Task description:
In the records that follow, show each line where the word "selection" is present.

(Stored entries)
Start of Block

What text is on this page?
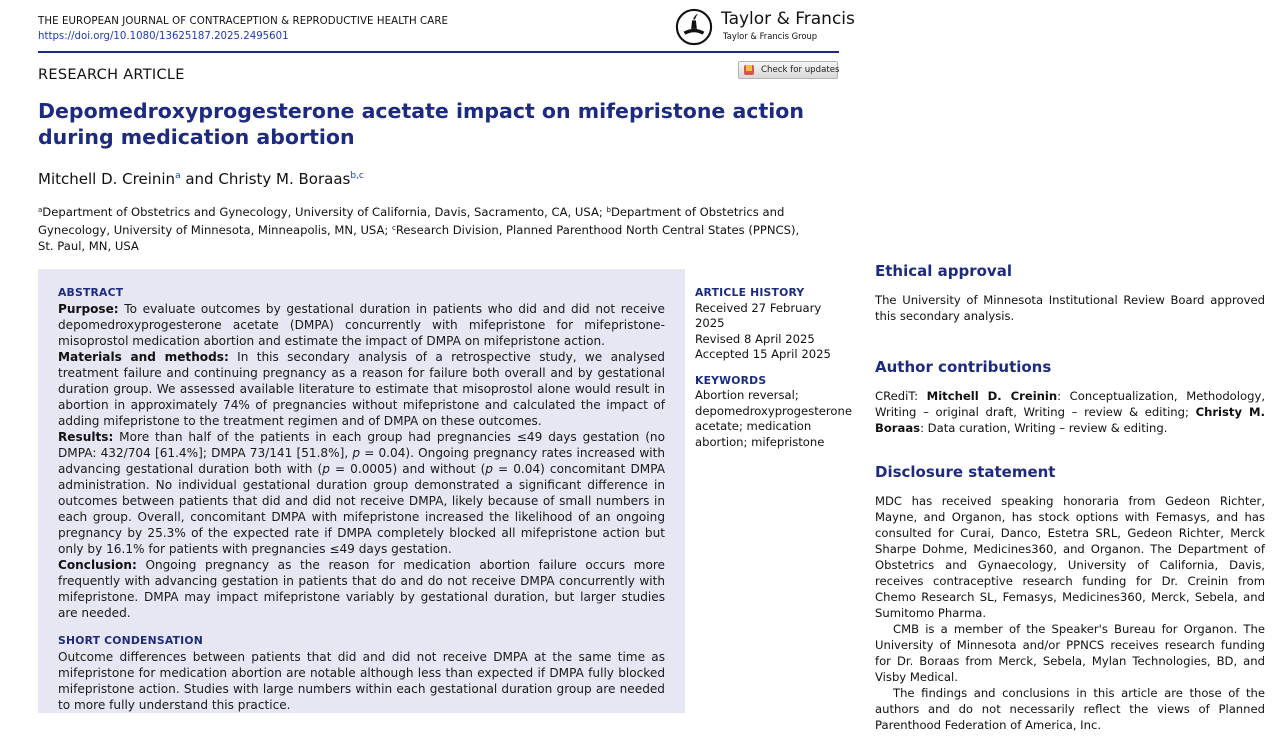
THE EUROPEAN JOURNAL OF CONTRACEPTION & REPRODUCTIVE HEALTH CARE
https://doi.org/10.1080/13625187.2025.2495601
Taylor & Francis
Taylor & Francis Group
Check for updates
RESEARCH ARTICLE
Depomedroxyprogesterone acetate impact on mifepristone action during medication abortion
Mitchell D. Creinin$^a$ and Christy M. Boraas$^{b,c}$
$^a$Department of Obstetrics and Gynecology, University of California, Davis, Sacramento, CA, USA; $^b$Department of Obstetrics and Gynecology, University of Minnesota, Minneapolis, MN, USA; $^c$Research Division, Planned Parenthood North Central States (PPNCS), St. Paul, MN, USA
ABSTRACT

Purpose: To evaluate outcomes by gestational duration in patients who did and did not receive depomedroxyprogesterone acetate (DMPA) concurrently with mifepristone for mifepristone-misoprostol medication abortion and estimate the impact of DMPA on mifepristone action.

Materials and methods: In this secondary analysis of a retrospective study, we analysed treatment failure and continuing pregnancy as a reason for failure both overall and by gestational duration group. We assessed available literature to estimate that misoprostol alone would result in abortion in approximately 74% of pregnancies without mifepristone and calculated the impact of adding mifepristone to the treatment regimen and of DMPA on these outcomes.

Results: More than half of the patients in each group had pregnancies ≤49 days gestation (no DMPA: 432/704 [61.4%]; DMPA 73/141 [51.8%], p = 0.04). Ongoing pregnancy rates increased with advancing gestational duration both with (p = 0.0005) and without (p = 0.04) concomitant DMPA administration. No individual gestational duration group demonstrated a significant difference in outcomes between patients that did and did not receive DMPA, likely because of small numbers in each group. Overall, concomitant DMPA with mifepristone increased the likelihood of an ongoing pregnancy by 25.3% of the expected rate if DMPA completely blocked all mifepristone action but only by 16.1% for patients with pregnancies ≤49 days gestation.

Conclusion: Ongoing pregnancy as the reason for medication abortion failure occurs more frequently with advancing gestation in patients that do and do not receive DMPA concurrently with mifepristone. DMPA may impact mifepristone variably by gestational duration, but larger studies are needed.

SHORT CONDENSATION

Outcome differences between patients that did and did not receive DMPA at the same time as mifepristone for medication abortion are notable although less than expected if DMPA fully blocked mifepristone action. Studies with large numbers within each gestational duration group are needed to more fully understand this practice.

ARTICLE HISTORY
Received 27 February 2025
Revised 8 April 2025
Accepted 15 April 2025
KEYWORDS
Abortion reversal; depomedroxyprogesterone acetate; medication abortion; mifepristone
Ethical approval
The University of Minnesota Institutional Review Board approved this secondary analysis.
Author contributions
CRediT: Mitchell D. Creinin: Conceptualization, Methodology, Writing – original draft, Writing – review & editing; Christy M. Boraas: Data curation, Writing – review & editing.
Disclosure statement

MDC has received speaking honoraria from Gedeon Richter, Mayne, and Organon, has stock options with Femasys, and has consulted for Curai, Danco, Estetra SRL, Gedeon Richter, Merck Sharpe Dohme, Medicines360, and Organon. The Department of Obstetrics and Gynaecology, University of California, Davis, receives contraceptive research funding for Dr. Creinin from Chemo Research SL, Femasys, Medicines360, Merck, Sebela, and Sumitomo Pharma.

CMB is a member of the Speaker's Bureau for Organon. The University of Minnesota and/or PPNCS receives research funding for Dr. Boraas from Merck, Sebela, Mylan Technologies, BD, and Visby Medical.

The findings and conclusions in this article are those of the authors and do not necessarily reflect the views of Planned Parenthood Federation of America, Inc.
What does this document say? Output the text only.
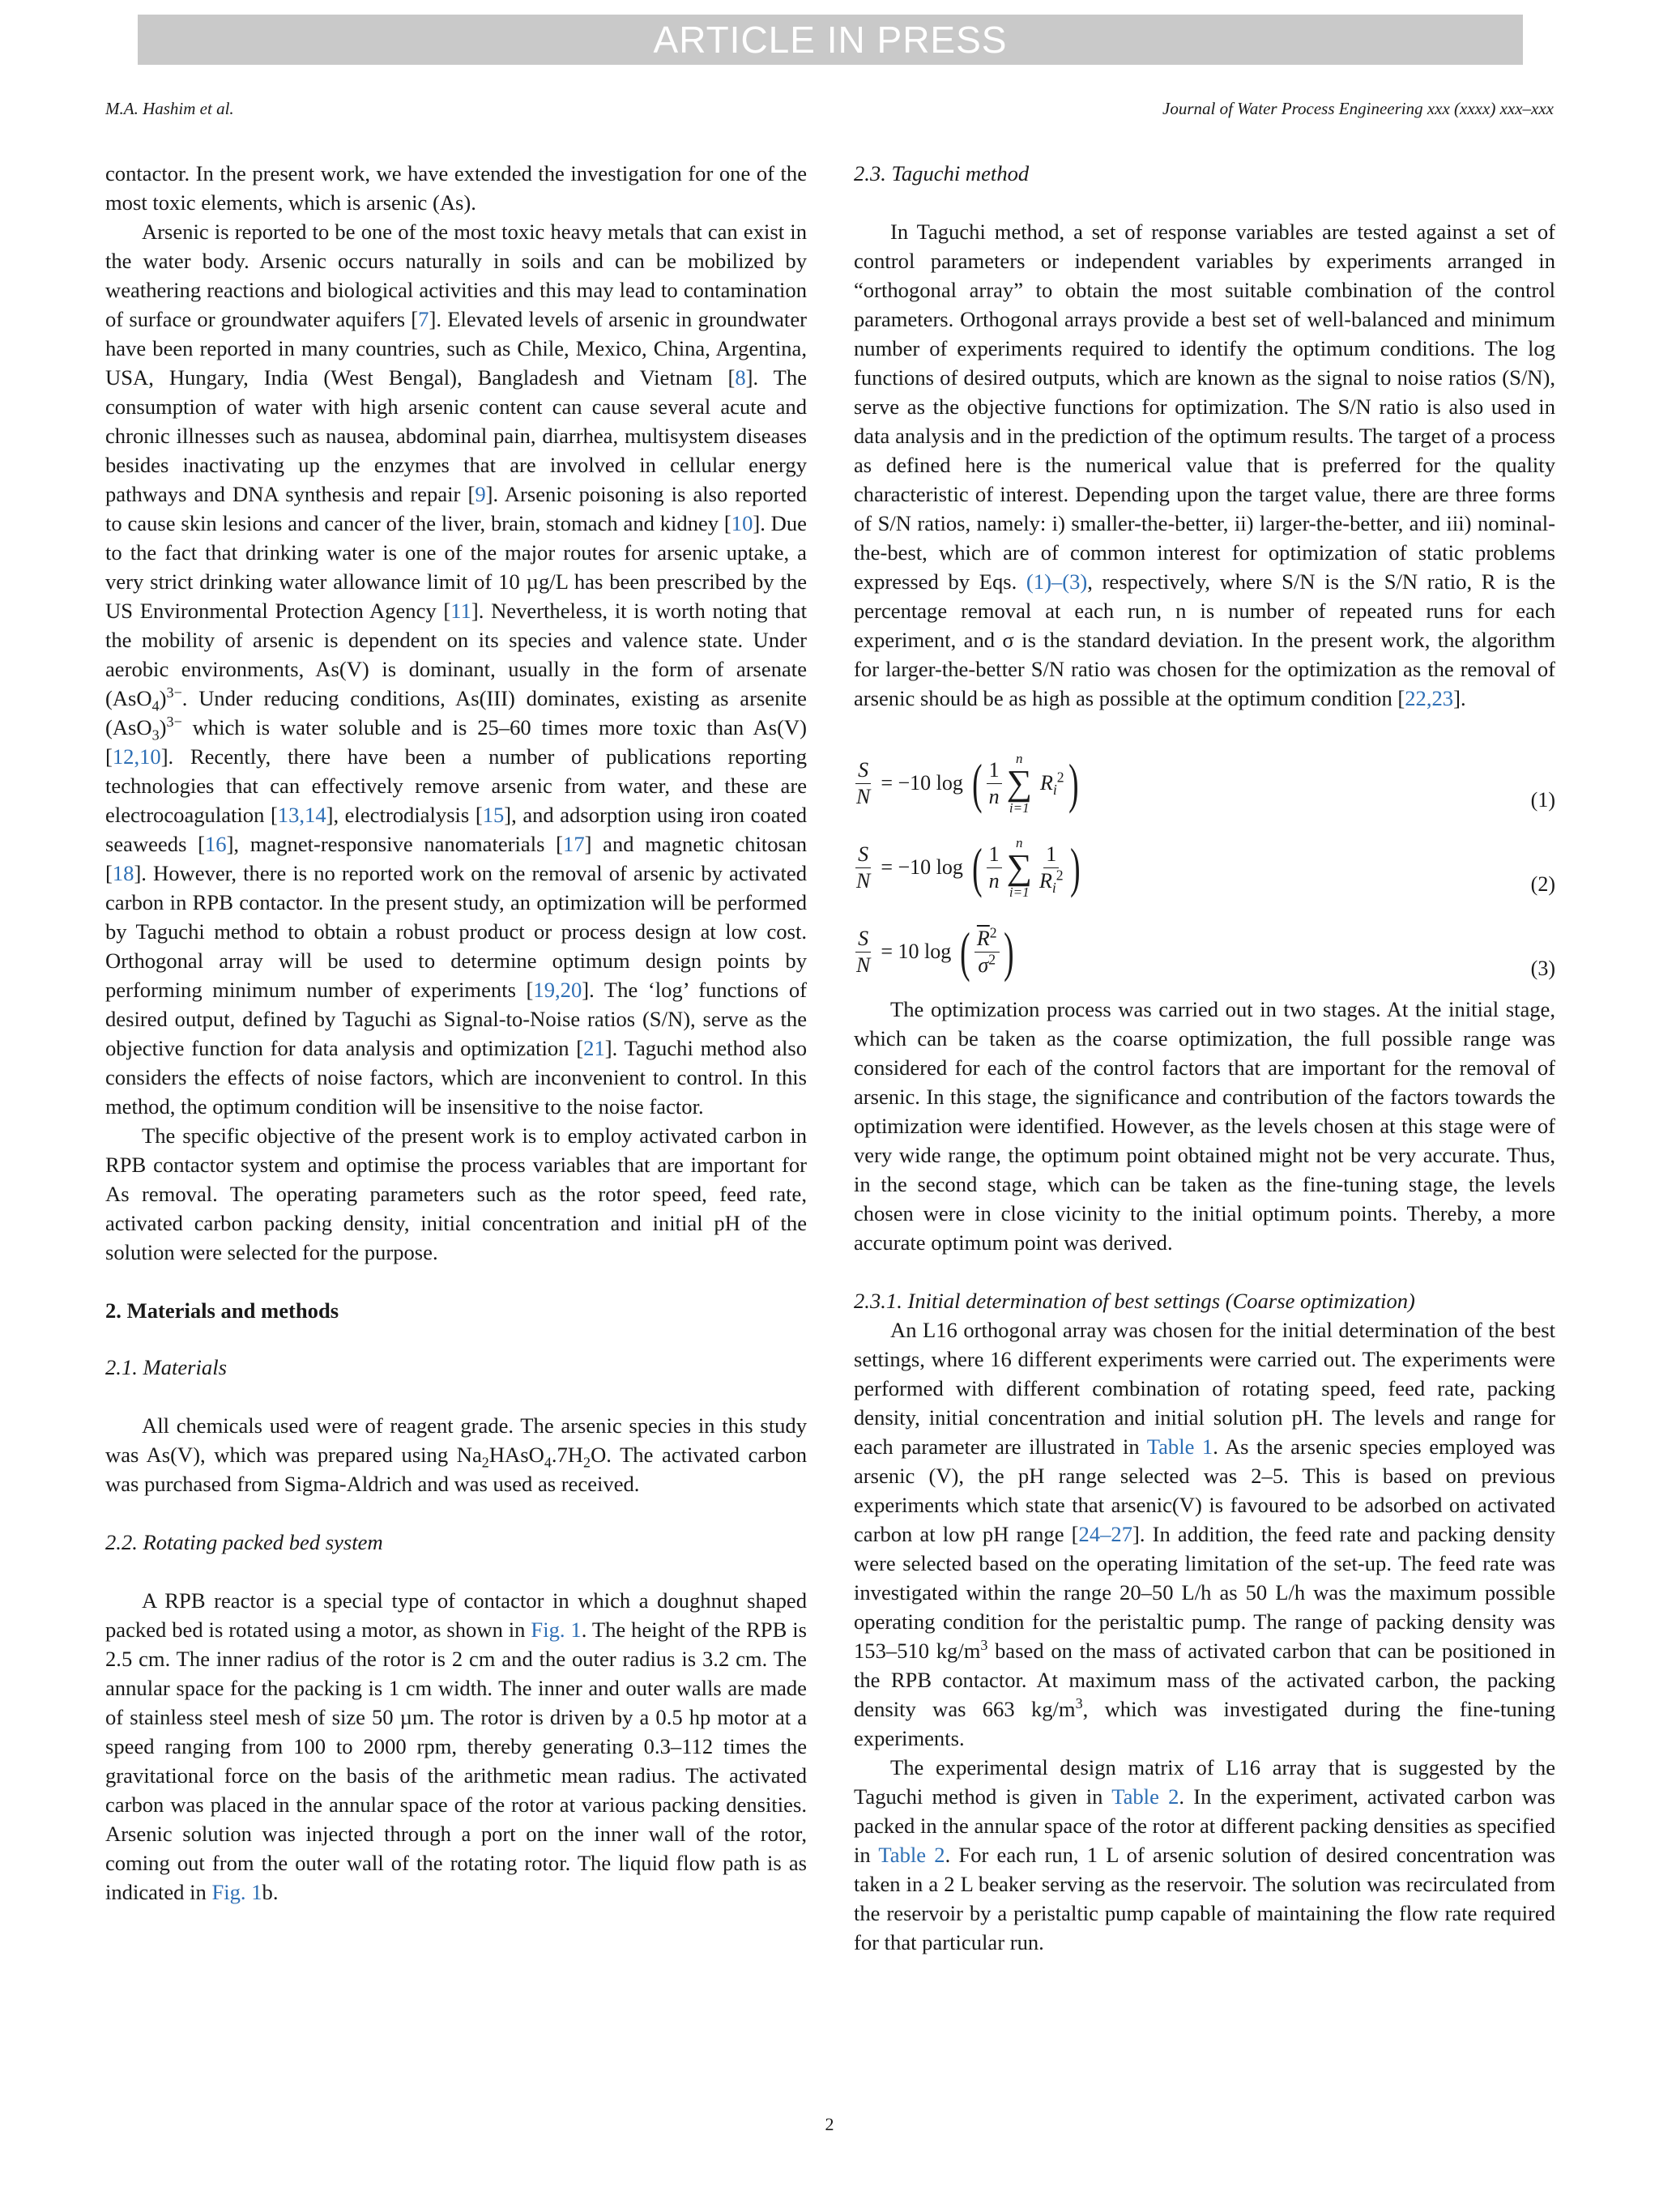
ARTICLE IN PRESS
M.A. Hashim et al.	Journal of Water Process Engineering xxx (xxxx) xxx–xxx

contactor. In the present work, we have extended the investigation for one of the most toxic elements, which is arsenic (As).

Arsenic is reported to be one of the most toxic heavy metals that can exist in the water body. Arsenic occurs naturally in soils and can be mobilized by weathering reactions and biological activities and this may lead to contamination of surface or groundwater aquifers [7]. Elevated levels of arsenic in groundwater have been reported in many countries, such as Chile, Mexico, China, Argentina, USA, Hungary, India (West Bengal), Bangladesh and Vietnam [8]. The consumption of water with high arsenic content can cause several acute and chronic illnesses such as nausea, abdominal pain, diarrhea, multisystem diseases besides inactivating up the enzymes that are involved in cellular energy pathways and DNA synthesis and repair [9]. Arsenic poisoning is also reported to cause skin lesions and cancer of the liver, brain, stomach and kidney [10]. Due to the fact that drinking water is one of the major routes for arsenic uptake, a very strict drinking water allowance limit of 10 µg/L has been prescribed by the US Environmental Protection Agency [11]. Nevertheless, it is worth noting that the mobility of arsenic is dependent on its species and valence state. Under aerobic environments, As(V) is dominant, usually in the form of arsenate $(AsO_4)^{3-}$. Under reducing conditions, As(III) dominates, existing as arsenite $(AsO_3)^{3-}$ which is water soluble and is 25–60 times more toxic than As(V) [12,10]. Recently, there have been a number of publications reporting technologies that can effectively remove arsenic from water, and these are electrocoagulation [13,14], electrodialysis [15], and adsorption using iron coated seaweeds [16], magnet-responsive nanomaterials [17] and magnetic chitosan [18]. However, there is no reported work on the removal of arsenic by activated carbon in RPB contactor. In the present study, an optimization will be performed by Taguchi method to obtain a robust product or process design at low cost. Orthogonal array will be used to determine optimum design points by performing minimum number of experiments [19,20]. The ‘log’ functions of desired output, defined by Taguchi as Signal-to-Noise ratios (S/N), serve as the objective function for data analysis and optimization [21]. Taguchi method also considers the effects of noise factors, which are inconvenient to control. In this method, the optimum condition will be insensitive to the noise factor.

The specific objective of the present work is to employ activated carbon in RPB contactor system and optimise the process variables that are important for As removal. The operating parameters such as the rotor speed, feed rate, activated carbon packing density, initial concentration and initial pH of the solution were selected for the purpose.

2. Materials and methods
2.1. Materials

All chemicals used were of reagent grade. The arsenic species in this study was As(V), which was prepared using $Na_2HAsO_4.7H_2O$. The activated carbon was purchased from Sigma-Aldrich and was used as received.

2.2. Rotating packed bed system

A RPB reactor is a special type of contactor in which a doughnut shaped packed bed is rotated using a motor, as shown in Fig. 1. The height of the RPB is 2.5 cm. The inner radius of the rotor is 2 cm and the outer radius is 3.2 cm. The annular space for the packing is 1 cm width. The inner and outer walls are made of stainless steel mesh of size 50 µm. The rotor is driven by a 0.5 hp motor at a speed ranging from 100 to 2000 rpm, thereby generating 0.3–112 times the gravitational force on the basis of the arithmetic mean radius. The activated carbon was placed in the annular space of the rotor at various packing densities. Arsenic solution was injected through a port on the inner wall of the rotor, coming out from the outer wall of the rotating rotor. The liquid flow path is as indicated in Fig. 1b.

2.3. Taguchi method

In Taguchi method, a set of response variables are tested against a set of control parameters or independent variables by experiments arranged in “orthogonal array” to obtain the most suitable combination of the control parameters. Orthogonal arrays provide a best set of well-balanced and minimum number of experiments required to identify the optimum conditions. The log functions of desired outputs, which are known as the signal to noise ratios (S/N), serve as the objective functions for optimization. The S/N ratio is also used in data analysis and in the prediction of the optimum results. The target of a process as defined here is the numerical value that is preferred for the quality characteristic of interest. Depending upon the target value, there are three forms of S/N ratios, namely: i) smaller-the-better, ii) larger-the-better, and iii) nominal-the-best, which are of common interest for optimization of static problems expressed by Eqs. (1)–(3), respectively, where S/N is the S/N ratio, R is the percentage removal at each run, n is number of repeated runs for each experiment, and σ is the standard deviation. In the present work, the algorithm for larger-the-better S/N ratio was chosen for the optimization as the removal of arsenic should be as high as possible at the optimum condition [22,23].

$\frac{S}{N} = -10$ log ( $\frac{1}{n}$ n
∑
i=1
$R_i^2$ )	(1)
$\frac{S}{N} = -10$ log ( $\frac{1}{n}$ n
∑
$i=1 \frac{1}{R_i^2}$ )	(2)
$\frac{S}{N} = 10$ log ( $\frac{\overline{R}^2}{\sigma^2}$ )	(3)

The optimization process was carried out in two stages. At the initial stage, which can be taken as the coarse optimization, the full possible range was considered for each of the control factors that are important for the removal of arsenic. In this stage, the significance and contribution of the factors towards the optimization were identified. However, as the levels chosen at this stage were of very wide range, the optimum point obtained might not be very accurate. Thus, in the second stage, which can be taken as the fine-tuning stage, the levels chosen were in close vicinity to the initial optimum points. Thereby, a more accurate optimum point was derived.

2.3.1. Initial determination of best settings (Coarse optimization)

An L16 orthogonal array was chosen for the initial determination of the best settings, where 16 different experiments were carried out. The experiments were performed with different combination of rotating speed, feed rate, packing density, initial concentration and initial solution pH. The levels and range for each parameter are illustrated in Table 1. As the arsenic species employed was arsenic (V), the pH range selected was 2–5. This is based on previous experiments which state that arsenic(V) is favoured to be adsorbed on activated carbon at low pH range [24–27]. In addition, the feed rate and packing density were selected based on the operating limitation of the set-up. The feed rate was investigated within the range 20–50 L/h as 50 L/h was the maximum possible operating condition for the peristaltic pump. The range of packing density was 153–510 $kg/m^3$ based on the mass of activated carbon that can be positioned in the RPB contactor. At maximum mass of the activated carbon, the packing density was 663 $kg/m^3$, which was investigated during the fine-tuning experiments.

The experimental design matrix of L16 array that is suggested by the Taguchi method is given in Table 2. In the experiment, activated carbon was packed in the annular space of the rotor at different packing densities as specified in Table 2. For each run, 1 L of arsenic solution of desired concentration was taken in a 2 L beaker serving as the reservoir. The solution was recirculated from the reservoir by a peristaltic pump capable of maintaining the flow rate required for that particular run.

2
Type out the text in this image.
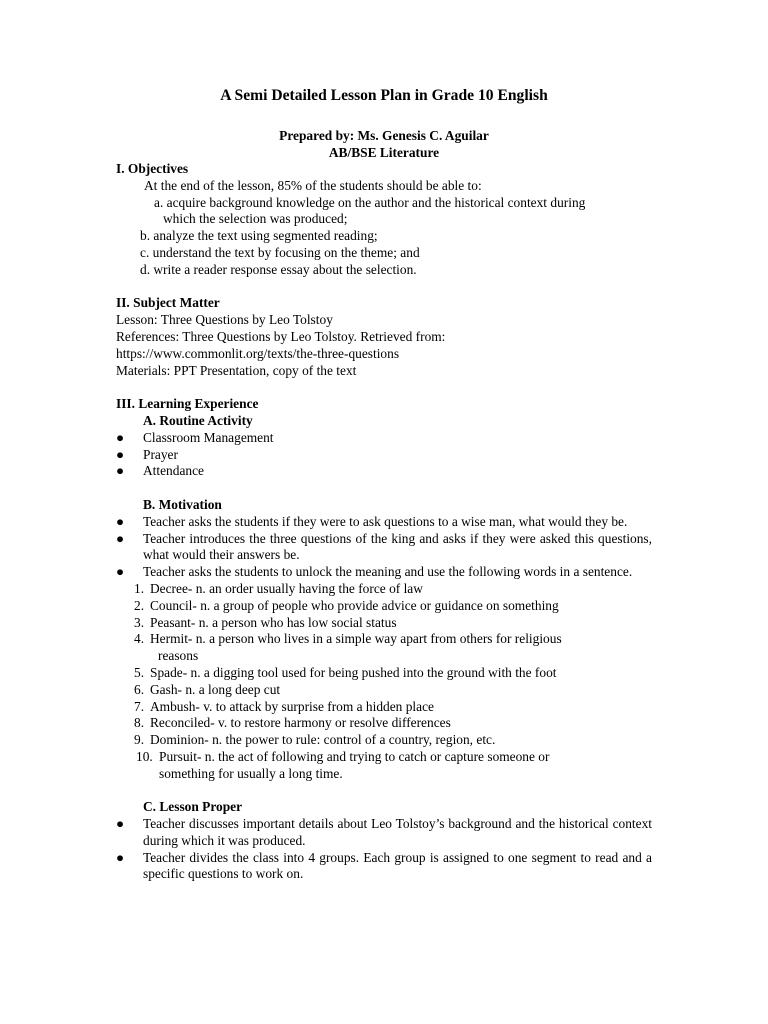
A Semi Detailed Lesson Plan in Grade 10 English
Prepared by: Ms. Genesis C. Aguilar
AB/BSE Literature
I. Objectives
At the end of the lesson, 85% of the students should be able to:
a. acquire background knowledge on the author and the historical context during
which the selection was produced;
b. analyze the text using segmented reading;
c. understand the text by focusing on the theme; and
d. write a reader response essay about the selection.
II. Subject Matter
Lesson: Three Questions by Leo Tolstoy
References: Three Questions by Leo Tolstoy. Retrieved from:
https://www.commonlit.org/texts/the-three-questions
Materials: PPT Presentation, copy of the text
III. Learning Experience
A. Routine Activity
● Classroom Management
● Prayer
● Attendance
B. Motivation
● Teacher asks the students if they were to ask questions to a wise man, what would they be.
● Teacher introduces the three questions of the king and asks if they were asked this questions, what would their answers be.
● Teacher asks the students to unlock the meaning and use the following words in a sentence.
1. Decree- n. an order usually having the force of law
2. Council- n. a group of people who provide advice or guidance on something
3. Peasant- n. a person who has low social status
4. Hermit- n. a person who lives in a simple way apart from others for religious
reasons
5. Spade- n. a digging tool used for being pushed into the ground with the foot
6. Gash- n. a long deep cut
7. Ambush- v. to attack by surprise from a hidden place
8. Reconciled- v. to restore harmony or resolve differences
9. Dominion- n. the power to rule: control of a country, region, etc.
10. Pursuit- n. the act of following and trying to catch or capture someone or
something for usually a long time.
C. Lesson Proper
● Teacher discusses important details about Leo Tolstoy’s background and the historical context during which it was produced.
● Teacher divides the class into 4 groups. Each group is assigned to one segment to read and a specific questions to work on.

End of Block

Exercise response:
which the selection was produced;
d. write a reader response essay about the selection.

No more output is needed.